▸ WHAT THE TASK ASKS
Go through the listing and copy each line with the string "Send".

▸ RECORDS PROVIDED
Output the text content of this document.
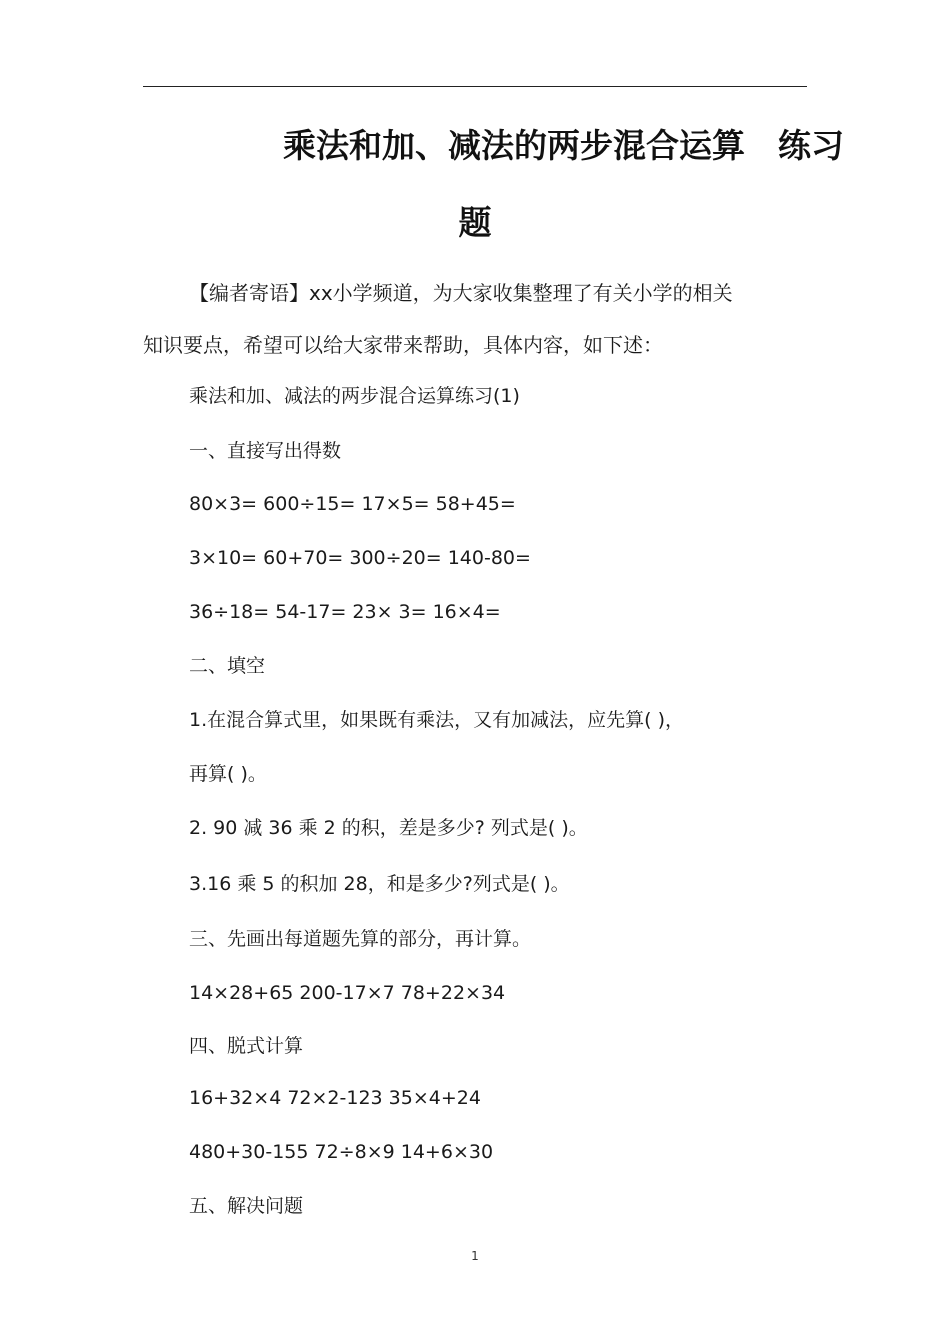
乘法和加、减法的两步混合运算　练习
题
【编者寄语】xx小学频道，为大家收集整理了有关小学的相关
知识要点，希望可以给大家带来帮助，具体内容，如下述：
乘法和加、减法的两步混合运算练习(1)
一、直接写出得数
80×3= 600÷15= 17×5= 58+45=
3×10= 60+70= 300÷20= 140-80=
36÷18= 54-17= 23× 3= 16×4=
二、填空
1.在混合算式里，如果既有乘法，又有加减法，应先算( )，
再算( )。
2. 90 减 36 乘 2 的积，差是多少? 列式是( )。
3.16 乘 5 的积加 28，和是多少?列式是( )。
三、先画出每道题先算的部分，再计算。
14×28+65 200-17×7 78+22×34
四、脱式计算
16+32×4 72×2-123 35×4+24
480+30-155 72÷8×9 14+6×30
五、解决问题
1
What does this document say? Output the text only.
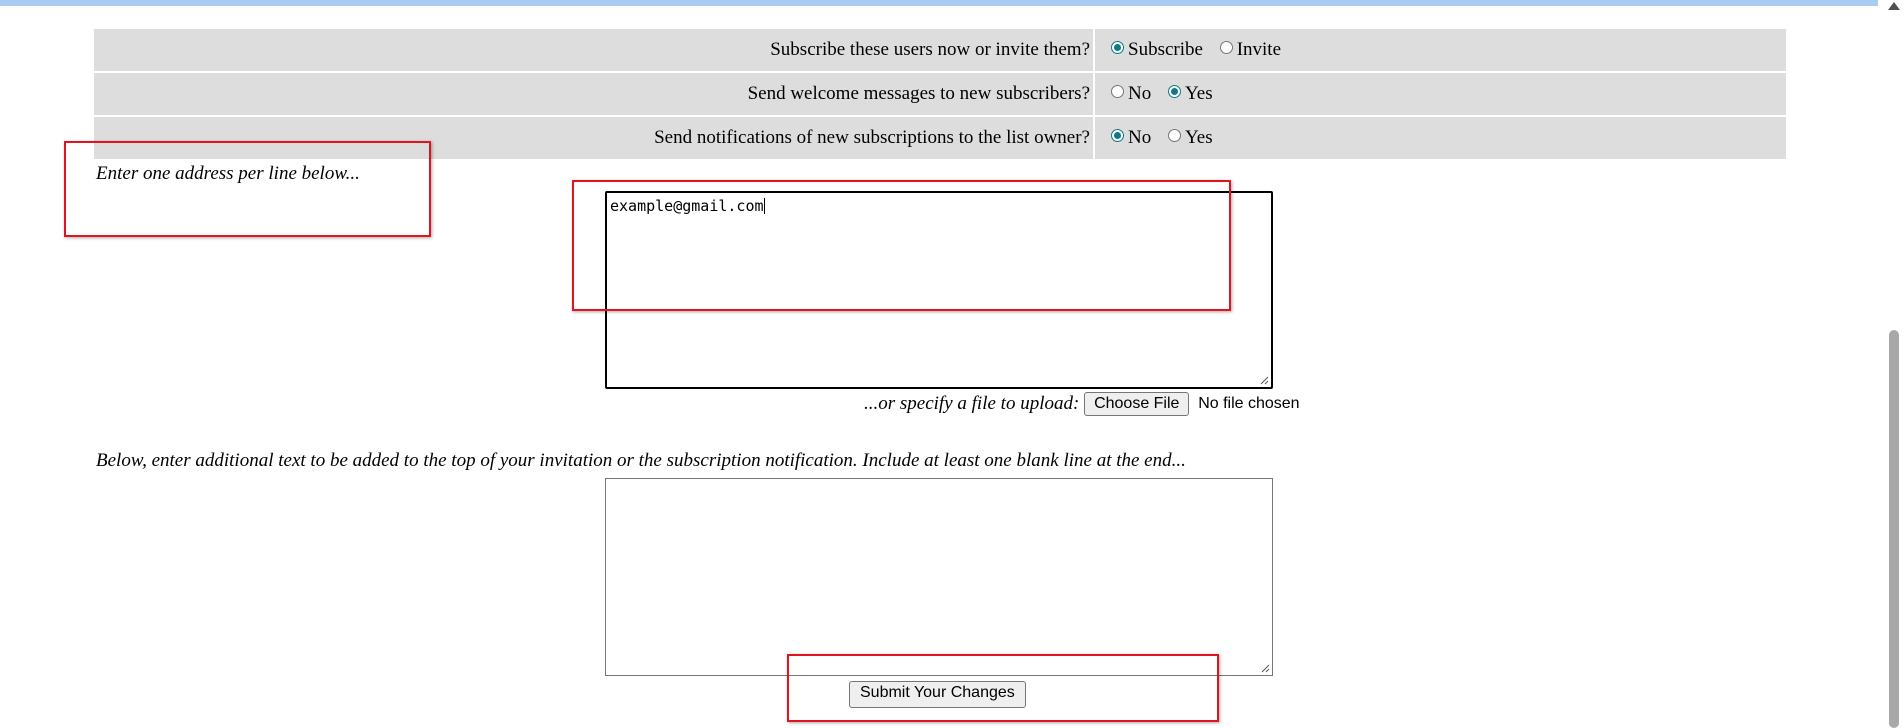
Subscribe these users now or invite them?	Subscribe Invite
Send welcome messages to new subscribers?	No Yes
Send notifications of new subscriptions to the list owner?	No Yes
Enter one address per line below...
example@gmail.com
...or specify a file to upload: Choose File No file chosen
Below, enter additional text to be added to the top of your invitation or the subscription notification. Include at least one blank line at the end...
Submit Your Changes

▸ FINAL RESULT
Send welcome messages to new subscribers?	No Yes
Send notifications of new subscriptions to the list owner?	No Yes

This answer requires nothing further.